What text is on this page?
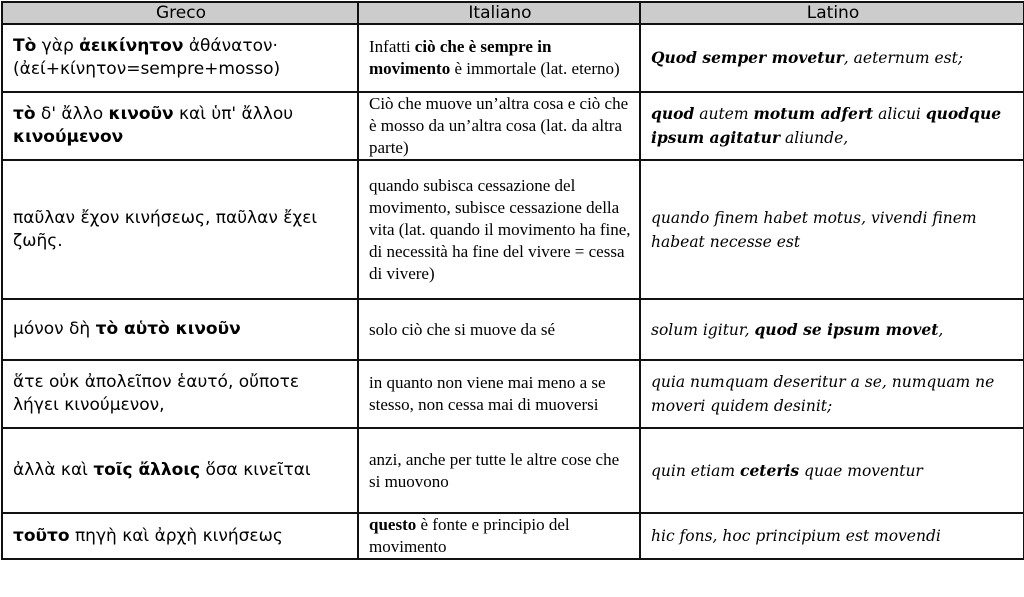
Greco	Italiano	Latino
Τὸ γὰρ ἀεικίνητον ἀθάνατον· (ἀεί+κίνητον=sempre+mosso)	Infatti ciò che è sempre in movimento è immortale (lat. eterno)	Quod semper movetur, aeternum est;
τὸ δ' ἄλλο κινοῦν καὶ ὑπ' ἄλλου κινούμενον	Ciò che muove un’altra cosa e ciò che è mosso da un’altra cosa (lat. da altra parte)	quod autem motum adfert alicui quodque ipsum agitatur aliunde,
παῦλαν ἔχον κινήσεως, παῦλαν ἔχει ζωῆς.	quando subisca cessazione del movimento, subisce cessazione della vita (lat. quando il movimento ha fine, di necessità ha fine del vivere = cessa di vivere)	quando finem habet motus, vivendi finem habeat necesse est
μόνον δὴ τὸ αὑτὸ κινοῦν	solo ciò che si muove da sé	solum igitur, quod se ipsum movet,
ἅτε οὐκ ἀπολεῖπον ἑαυτό, οὔποτε λήγει κινούμενον,	in quanto non viene mai meno a se stesso, non cessa mai di muoversi	quia numquam deseritur a se, numquam ne moveri quidem desinit;
ἀλλὰ καὶ τοῖς ἄλλοις ὅσα κινεῖται	anzi, anche per tutte le altre cose che si muovono	quin etiam ceteris quae moventur
τοῦτο πηγὴ καὶ ἀρχὴ κινήσεως	questo è fonte e principio del movimento	hic fons, hoc principium est movendi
:::
What to do
Your task is an exact transcription of all the data, minus the pictures.

Response for this exercise
What text is on this page?
Greco	Italiano	Latino
Τὸ γὰρ ἀεικίνητον ἀθάνατον· (ἀεί+κίνητον=sempre+mosso)	Infatti ciò che è sempre in movimento è immortale (lat. eterno)	Quod semper movetur, aeternum est;
τὸ δ' ἄλλο κινοῦν καὶ ὑπ' ἄλλου κινούμενον	Ciò che muove un’altra cosa e ciò che è mosso da un’altra cosa (lat. da altra parte)	quod autem motum adfert alicui quodque ipsum agitatur aliunde,
παῦλαν ἔχον κινήσεως, παῦλαν ἔχει ζωῆς.	quando subisca cessazione del movimento, subisce cessazione della vita (lat. quando il movimento ha fine, di necessità ha fine del vivere = cessa di vivere)	quando finem habet motus, vivendi finem habeat necesse est
μόνον δὴ τὸ αὑτὸ κινοῦν	solo ciò che si muove da sé	solum igitur, quod se ipsum movet,
ἅτε οὐκ ἀπολεῖπον ἑαυτό, οὔποτε λήγει κινούμενον,	in quanto non viene mai meno a se stesso, non cessa mai di muoversi	quia numquam deseritur a se, numquam ne moveri quidem desinit;
ἀλλὰ καὶ τοῖς ἄλλοις ὅσα κινεῖται	anzi, anche per tutte le altre cose che si muovono	quin etiam ceteris quae moventur
τοῦτο πηγὴ καὶ ἀρχὴ κινήσεως	questo è fonte e principio del movimento	hic fons, hoc principium est movendi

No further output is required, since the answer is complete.